TEXTO PARA LEITURA:
_ _ _
Esportiva de 296 cc herda faróis e para-brisa de motos maiores, além de usar duas válvulas para controlar o acelerador
Faróis e para-brisa inspirados em superesportivas maiores se juntam a um sistema de admissão pensado para respostas mais progressivas.
Algumas soluções visuais e mecânicas de superesportivas maiores chegaram a uma moto de cilindrada bem menor. A Kawasaki Ninja 300 combina faróis inspirados na ZX-6R, para-brisa no estilo da ZX-10R e válvulas duplas de aceleração no motor bicilíndrico de 296 cc.
O que os faróis da Ninja 300 têm em comum com a ZX-6R?
A Kawasaki afirma que os faróis com projetor duplo foram inspirados na Ninja ZX-6R. O conjunto produz um feixe mais preciso e concentrado e também aproxima visualmente a dianteira da 300 das motocicletas superesportivas maiores da família.
_ _ _
INSTRUÇÕES:
A. No texto sobre a Ninja 300, o para-brisa segue o estilo de qual moto?
B. Cite todos os modelos de moto mencionados no texto sobre a Ninja 300.

Dados de análise do layout da página:
_ _ _
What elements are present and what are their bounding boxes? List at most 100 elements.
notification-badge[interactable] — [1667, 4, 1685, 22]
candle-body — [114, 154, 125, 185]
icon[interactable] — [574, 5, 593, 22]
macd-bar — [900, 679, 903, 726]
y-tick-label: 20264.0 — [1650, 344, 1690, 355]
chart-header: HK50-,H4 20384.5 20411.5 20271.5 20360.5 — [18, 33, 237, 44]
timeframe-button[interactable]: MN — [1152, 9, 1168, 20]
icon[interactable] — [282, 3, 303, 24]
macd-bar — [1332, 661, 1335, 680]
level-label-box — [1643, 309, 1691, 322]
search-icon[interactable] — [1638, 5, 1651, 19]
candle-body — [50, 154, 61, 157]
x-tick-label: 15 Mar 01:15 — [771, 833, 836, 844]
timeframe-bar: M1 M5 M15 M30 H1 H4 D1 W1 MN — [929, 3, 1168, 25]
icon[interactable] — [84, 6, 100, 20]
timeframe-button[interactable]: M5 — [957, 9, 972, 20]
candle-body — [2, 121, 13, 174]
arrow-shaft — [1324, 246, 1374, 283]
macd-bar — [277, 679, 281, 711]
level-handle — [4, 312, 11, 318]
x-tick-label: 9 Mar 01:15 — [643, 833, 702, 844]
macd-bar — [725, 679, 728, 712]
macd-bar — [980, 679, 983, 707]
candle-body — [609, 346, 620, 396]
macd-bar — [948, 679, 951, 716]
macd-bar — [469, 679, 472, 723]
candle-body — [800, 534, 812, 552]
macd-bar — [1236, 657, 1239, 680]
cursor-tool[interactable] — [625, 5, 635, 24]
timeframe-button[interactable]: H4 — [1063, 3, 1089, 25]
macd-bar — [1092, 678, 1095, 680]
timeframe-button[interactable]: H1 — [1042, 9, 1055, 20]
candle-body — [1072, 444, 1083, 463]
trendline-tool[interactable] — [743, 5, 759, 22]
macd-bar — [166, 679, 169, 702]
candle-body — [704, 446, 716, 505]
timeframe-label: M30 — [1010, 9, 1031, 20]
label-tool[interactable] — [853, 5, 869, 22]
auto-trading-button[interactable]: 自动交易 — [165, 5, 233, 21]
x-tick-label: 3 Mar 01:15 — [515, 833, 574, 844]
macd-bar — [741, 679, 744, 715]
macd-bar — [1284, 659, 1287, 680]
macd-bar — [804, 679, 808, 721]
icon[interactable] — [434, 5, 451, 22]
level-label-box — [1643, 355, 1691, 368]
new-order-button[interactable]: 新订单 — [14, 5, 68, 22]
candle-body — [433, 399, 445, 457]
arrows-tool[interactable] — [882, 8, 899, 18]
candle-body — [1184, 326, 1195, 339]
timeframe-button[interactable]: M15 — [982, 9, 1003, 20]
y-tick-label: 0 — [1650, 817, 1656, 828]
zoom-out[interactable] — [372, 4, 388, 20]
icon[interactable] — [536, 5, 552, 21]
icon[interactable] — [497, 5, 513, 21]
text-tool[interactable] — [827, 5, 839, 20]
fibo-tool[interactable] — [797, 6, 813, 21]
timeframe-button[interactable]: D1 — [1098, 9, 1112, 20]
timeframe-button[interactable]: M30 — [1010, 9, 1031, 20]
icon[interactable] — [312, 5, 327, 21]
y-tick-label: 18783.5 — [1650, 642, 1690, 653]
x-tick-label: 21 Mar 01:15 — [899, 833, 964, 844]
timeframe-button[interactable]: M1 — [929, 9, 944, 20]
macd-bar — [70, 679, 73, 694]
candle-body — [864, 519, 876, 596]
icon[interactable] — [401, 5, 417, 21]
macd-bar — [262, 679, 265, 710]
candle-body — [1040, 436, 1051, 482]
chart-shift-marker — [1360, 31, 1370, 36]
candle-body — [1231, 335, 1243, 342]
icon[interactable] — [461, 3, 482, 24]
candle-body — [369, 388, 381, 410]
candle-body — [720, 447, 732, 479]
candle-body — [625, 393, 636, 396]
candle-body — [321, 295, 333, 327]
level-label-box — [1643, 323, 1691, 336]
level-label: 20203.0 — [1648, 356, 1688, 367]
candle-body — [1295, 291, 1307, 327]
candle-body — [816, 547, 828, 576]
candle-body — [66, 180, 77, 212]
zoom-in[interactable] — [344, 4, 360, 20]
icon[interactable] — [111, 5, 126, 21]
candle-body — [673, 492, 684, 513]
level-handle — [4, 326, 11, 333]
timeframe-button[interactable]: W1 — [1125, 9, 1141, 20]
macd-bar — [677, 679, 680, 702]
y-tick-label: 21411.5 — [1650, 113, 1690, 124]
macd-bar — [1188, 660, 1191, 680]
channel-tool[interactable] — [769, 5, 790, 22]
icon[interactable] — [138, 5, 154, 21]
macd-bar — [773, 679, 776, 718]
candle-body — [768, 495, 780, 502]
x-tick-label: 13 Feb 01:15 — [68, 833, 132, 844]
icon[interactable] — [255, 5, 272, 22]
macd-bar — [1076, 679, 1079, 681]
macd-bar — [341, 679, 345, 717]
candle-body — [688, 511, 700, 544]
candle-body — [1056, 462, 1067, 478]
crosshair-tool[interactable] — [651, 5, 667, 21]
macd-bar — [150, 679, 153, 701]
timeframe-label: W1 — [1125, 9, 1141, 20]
_ _ _
RESPOSTAS:
A. Da ZX-10R.

B. Ninja 300, Ninja ZX-6R e ZX-10R.